[Start of Data for the task]

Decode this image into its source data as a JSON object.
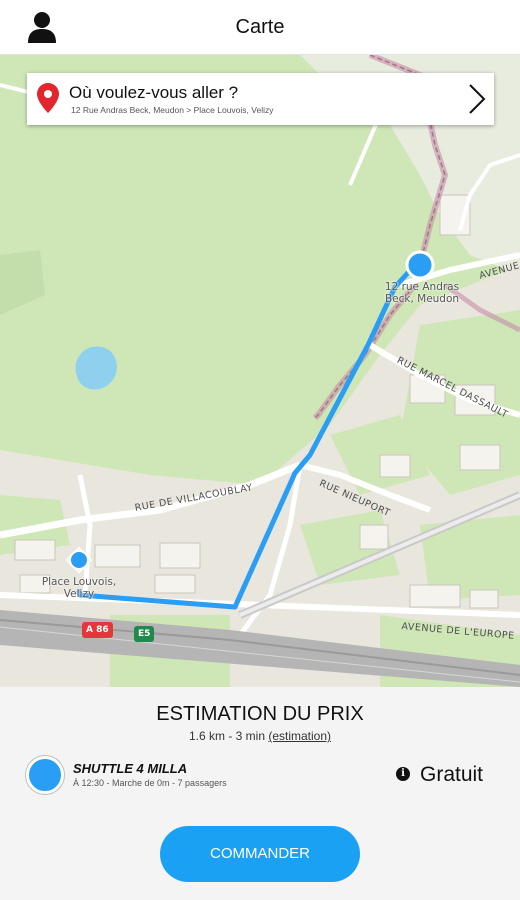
{
  "header": {
    "title": "Carte",
    "profile_icon": "user-icon"
  },
  "search": {
    "question": "Où voulez-vous aller ?",
    "route": "12 Rue Andras Beck, Meudon > Place Louvois, Velizy",
    "pin_icon": "location-pin-icon",
    "chevron_icon": "chevron-right-icon"
  },
  "map": {
    "roads": {
      "villacoublay": "RUE DE VILLACOUBLAY",
      "nieuport": "RUE NIEUPORT",
      "marcel_dassault": "RUE MARCEL DASSAULT",
      "avenue_top": "AVENUE",
      "europe": "AVENUE DE L'EUROPE"
    },
    "shields": {
      "a86": "A 86",
      "e5": "E5"
    },
    "origin_label_1": "12 rue Andras",
    "origin_label_2": "Beck, Meudon",
    "dest_label_1": "Place Louvois,",
    "dest_label_2": "Velizy",
    "route_color": "#2a9df4"
  },
  "estimate": {
    "title": "ESTIMATION DU PRIX",
    "summary": "1.6 km - 3 min",
    "link": "(estimation)"
  },
  "shuttle": {
    "name": "SHUTTLE 4 MILLA",
    "info": "À 12:30 - Marche de 0m - 7 passagers",
    "price": "Gratuit",
    "info_icon": "info-icon",
    "color": "#2a9df4"
  },
  "order_button": {
    "label": "COMMANDER",
    "color": "#1aa1f4"
  }
}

[End of Data for the task]

Exercise requirements: Output all of the data exactly as it stands, minus any images.

Complete response:
Decode this image into its source data as a JSON object.
{
  "header": {
    "title": "Carte",
    "profile_icon": "user-icon"
  },
  "search": {
    "question": "Où voulez-vous aller ?",
    "route": "12 Rue Andras Beck, Meudon > Place Louvois, Velizy",
    "pin_icon": "location-pin-icon",
    "chevron_icon": "chevron-right-icon"
  },
  "map": {
    "roads": {
      "villacoublay": "RUE DE VILLACOUBLAY",
      "nieuport": "RUE NIEUPORT",
      "marcel_dassault": "RUE MARCEL DASSAULT",
      "avenue_top": "AVENUE",
      "europe": "AVENUE DE L'EUROPE"
    },
    "shields": {
      "a86": "A 86",
      "e5": "E5"
    },
    "origin_label_1": "12 rue Andras",
    "origin_label_2": "Beck, Meudon",
    "dest_label_1": "Place Louvois,",
    "dest_label_2": "Velizy",
    "route_color": "#2a9df4"
  },
  "estimate": {
    "title": "ESTIMATION DU PRIX",
    "summary": "1.6 km - 3 min",
    "link": "(estimation)"
  },
  "shuttle": {
    "name": "SHUTTLE 4 MILLA",
    "info": "À 12:30 - Marche de 0m - 7 passagers",
    "price": "Gratuit",
    "info_icon": "info-icon",
    "color": "#2a9df4"
  },
  "order_button": {
    "label": "COMMANDER",
    "color": "#1aa1f4"
  }
}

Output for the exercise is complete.